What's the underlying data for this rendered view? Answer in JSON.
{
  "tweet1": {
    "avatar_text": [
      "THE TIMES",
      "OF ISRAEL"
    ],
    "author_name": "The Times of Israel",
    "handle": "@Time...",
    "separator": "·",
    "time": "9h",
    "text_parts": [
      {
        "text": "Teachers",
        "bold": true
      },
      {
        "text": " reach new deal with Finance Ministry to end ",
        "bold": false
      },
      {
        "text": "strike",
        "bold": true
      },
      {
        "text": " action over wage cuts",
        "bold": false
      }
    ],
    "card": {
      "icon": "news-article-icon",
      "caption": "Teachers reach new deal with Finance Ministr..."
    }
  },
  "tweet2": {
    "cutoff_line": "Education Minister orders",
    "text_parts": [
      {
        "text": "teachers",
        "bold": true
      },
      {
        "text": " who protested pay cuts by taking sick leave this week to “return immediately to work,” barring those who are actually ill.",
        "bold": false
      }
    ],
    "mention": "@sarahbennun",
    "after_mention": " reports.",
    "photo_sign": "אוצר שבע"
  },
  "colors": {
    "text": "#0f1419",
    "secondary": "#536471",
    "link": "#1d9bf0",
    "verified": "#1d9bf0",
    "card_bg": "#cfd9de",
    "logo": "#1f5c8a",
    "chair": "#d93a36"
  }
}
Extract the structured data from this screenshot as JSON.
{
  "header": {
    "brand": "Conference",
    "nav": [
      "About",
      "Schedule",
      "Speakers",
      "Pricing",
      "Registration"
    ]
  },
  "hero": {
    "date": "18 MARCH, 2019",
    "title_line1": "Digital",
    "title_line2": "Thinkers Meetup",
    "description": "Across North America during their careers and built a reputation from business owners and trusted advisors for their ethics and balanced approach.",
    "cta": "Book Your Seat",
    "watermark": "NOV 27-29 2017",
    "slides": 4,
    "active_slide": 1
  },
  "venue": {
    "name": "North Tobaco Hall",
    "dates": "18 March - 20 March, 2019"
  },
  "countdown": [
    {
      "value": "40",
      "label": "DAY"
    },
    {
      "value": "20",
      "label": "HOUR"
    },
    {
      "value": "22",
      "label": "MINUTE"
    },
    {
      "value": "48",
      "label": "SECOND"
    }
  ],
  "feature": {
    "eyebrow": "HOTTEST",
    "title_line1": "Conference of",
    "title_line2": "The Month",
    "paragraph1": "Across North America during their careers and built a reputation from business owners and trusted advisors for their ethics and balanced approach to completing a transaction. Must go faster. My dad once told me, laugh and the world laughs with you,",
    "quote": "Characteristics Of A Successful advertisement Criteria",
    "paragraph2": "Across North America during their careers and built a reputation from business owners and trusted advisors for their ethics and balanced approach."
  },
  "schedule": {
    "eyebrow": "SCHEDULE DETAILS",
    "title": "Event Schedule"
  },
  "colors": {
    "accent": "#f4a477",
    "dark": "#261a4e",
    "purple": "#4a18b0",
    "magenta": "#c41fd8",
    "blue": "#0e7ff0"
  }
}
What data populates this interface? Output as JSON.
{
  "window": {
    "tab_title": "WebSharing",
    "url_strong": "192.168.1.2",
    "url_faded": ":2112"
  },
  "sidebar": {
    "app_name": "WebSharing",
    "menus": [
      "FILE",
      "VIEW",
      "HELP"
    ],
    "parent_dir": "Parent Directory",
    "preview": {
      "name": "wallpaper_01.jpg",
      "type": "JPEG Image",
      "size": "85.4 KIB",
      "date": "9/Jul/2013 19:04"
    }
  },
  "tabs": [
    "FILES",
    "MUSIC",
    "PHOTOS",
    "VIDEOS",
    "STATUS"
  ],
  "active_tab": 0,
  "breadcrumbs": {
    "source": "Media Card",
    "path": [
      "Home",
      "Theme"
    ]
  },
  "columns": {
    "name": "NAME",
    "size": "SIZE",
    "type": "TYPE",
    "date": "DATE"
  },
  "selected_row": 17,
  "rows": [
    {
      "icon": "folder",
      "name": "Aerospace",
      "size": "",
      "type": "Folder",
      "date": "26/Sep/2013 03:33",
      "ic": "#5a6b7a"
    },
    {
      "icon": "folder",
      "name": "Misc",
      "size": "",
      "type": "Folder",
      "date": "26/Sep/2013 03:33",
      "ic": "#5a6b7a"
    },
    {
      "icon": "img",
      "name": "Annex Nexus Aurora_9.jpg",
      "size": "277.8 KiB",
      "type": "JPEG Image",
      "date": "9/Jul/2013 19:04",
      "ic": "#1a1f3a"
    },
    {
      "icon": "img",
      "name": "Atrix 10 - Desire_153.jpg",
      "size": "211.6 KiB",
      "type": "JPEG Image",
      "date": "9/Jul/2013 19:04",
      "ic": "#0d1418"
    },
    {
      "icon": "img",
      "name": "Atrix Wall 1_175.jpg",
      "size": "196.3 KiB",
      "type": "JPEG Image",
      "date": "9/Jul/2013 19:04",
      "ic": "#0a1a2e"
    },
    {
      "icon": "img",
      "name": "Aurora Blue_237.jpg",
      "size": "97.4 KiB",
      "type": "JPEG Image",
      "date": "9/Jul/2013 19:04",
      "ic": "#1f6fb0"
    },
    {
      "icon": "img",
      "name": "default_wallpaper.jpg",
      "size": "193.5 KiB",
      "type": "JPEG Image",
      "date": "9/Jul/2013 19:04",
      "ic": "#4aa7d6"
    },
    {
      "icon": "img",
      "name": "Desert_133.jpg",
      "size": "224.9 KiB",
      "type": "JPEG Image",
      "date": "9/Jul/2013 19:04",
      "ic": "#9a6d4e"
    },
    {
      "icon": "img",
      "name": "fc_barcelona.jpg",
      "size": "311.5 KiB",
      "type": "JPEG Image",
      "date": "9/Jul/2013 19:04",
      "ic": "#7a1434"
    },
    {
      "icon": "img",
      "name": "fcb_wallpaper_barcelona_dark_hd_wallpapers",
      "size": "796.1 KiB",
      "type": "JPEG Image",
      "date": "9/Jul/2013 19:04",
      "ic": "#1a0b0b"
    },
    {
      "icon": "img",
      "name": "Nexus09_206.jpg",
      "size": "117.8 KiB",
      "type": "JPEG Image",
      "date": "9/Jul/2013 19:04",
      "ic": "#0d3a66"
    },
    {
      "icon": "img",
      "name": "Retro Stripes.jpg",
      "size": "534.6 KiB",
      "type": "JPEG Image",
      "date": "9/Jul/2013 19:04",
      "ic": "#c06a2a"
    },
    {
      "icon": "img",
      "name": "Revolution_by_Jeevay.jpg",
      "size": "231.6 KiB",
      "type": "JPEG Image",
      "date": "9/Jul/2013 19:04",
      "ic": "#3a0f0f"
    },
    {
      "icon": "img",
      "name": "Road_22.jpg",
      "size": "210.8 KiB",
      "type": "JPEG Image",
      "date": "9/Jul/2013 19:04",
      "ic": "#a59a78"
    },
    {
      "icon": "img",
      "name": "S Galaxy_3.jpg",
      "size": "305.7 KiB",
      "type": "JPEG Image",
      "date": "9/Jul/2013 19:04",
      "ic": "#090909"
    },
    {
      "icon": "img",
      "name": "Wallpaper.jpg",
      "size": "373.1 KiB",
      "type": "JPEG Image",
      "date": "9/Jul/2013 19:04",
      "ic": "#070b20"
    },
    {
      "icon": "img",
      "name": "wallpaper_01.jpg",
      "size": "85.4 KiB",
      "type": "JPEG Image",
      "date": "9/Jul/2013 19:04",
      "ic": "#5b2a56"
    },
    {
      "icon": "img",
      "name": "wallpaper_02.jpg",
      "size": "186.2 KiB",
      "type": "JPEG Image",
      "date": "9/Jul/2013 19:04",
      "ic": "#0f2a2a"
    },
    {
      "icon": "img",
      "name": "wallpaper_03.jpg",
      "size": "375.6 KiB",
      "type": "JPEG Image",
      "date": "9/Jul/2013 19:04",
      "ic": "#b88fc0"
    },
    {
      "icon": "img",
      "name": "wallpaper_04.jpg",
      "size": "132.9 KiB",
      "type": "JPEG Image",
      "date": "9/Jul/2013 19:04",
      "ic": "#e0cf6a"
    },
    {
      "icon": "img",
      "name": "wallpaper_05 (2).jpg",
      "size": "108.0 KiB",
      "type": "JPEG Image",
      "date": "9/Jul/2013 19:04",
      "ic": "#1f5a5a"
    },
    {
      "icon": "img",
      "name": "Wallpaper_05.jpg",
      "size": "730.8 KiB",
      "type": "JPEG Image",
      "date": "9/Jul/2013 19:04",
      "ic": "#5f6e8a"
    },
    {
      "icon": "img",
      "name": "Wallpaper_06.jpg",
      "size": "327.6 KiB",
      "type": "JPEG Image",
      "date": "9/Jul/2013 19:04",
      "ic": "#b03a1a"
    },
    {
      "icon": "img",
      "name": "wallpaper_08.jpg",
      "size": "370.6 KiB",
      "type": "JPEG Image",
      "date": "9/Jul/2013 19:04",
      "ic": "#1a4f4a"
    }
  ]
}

■ **To do**: Which lines hold the word "America"? Copy every one of them.

■ **Task solution**:
    "description": "Across North America during their careers and built a reputation from business owners and trusted advisors for their ethics and balanced approach.",
    "paragraph1": "Across North America during their careers and built a reputation from business owners and trusted advisors for their ethics and balanced approach to completing a transaction. Must go faster. My dad once told me, laugh and the world laughs with you,",
    "paragraph2": "Across North America during their careers and built a reputation from business owners and trusted advisors for their ethics and balanced approach."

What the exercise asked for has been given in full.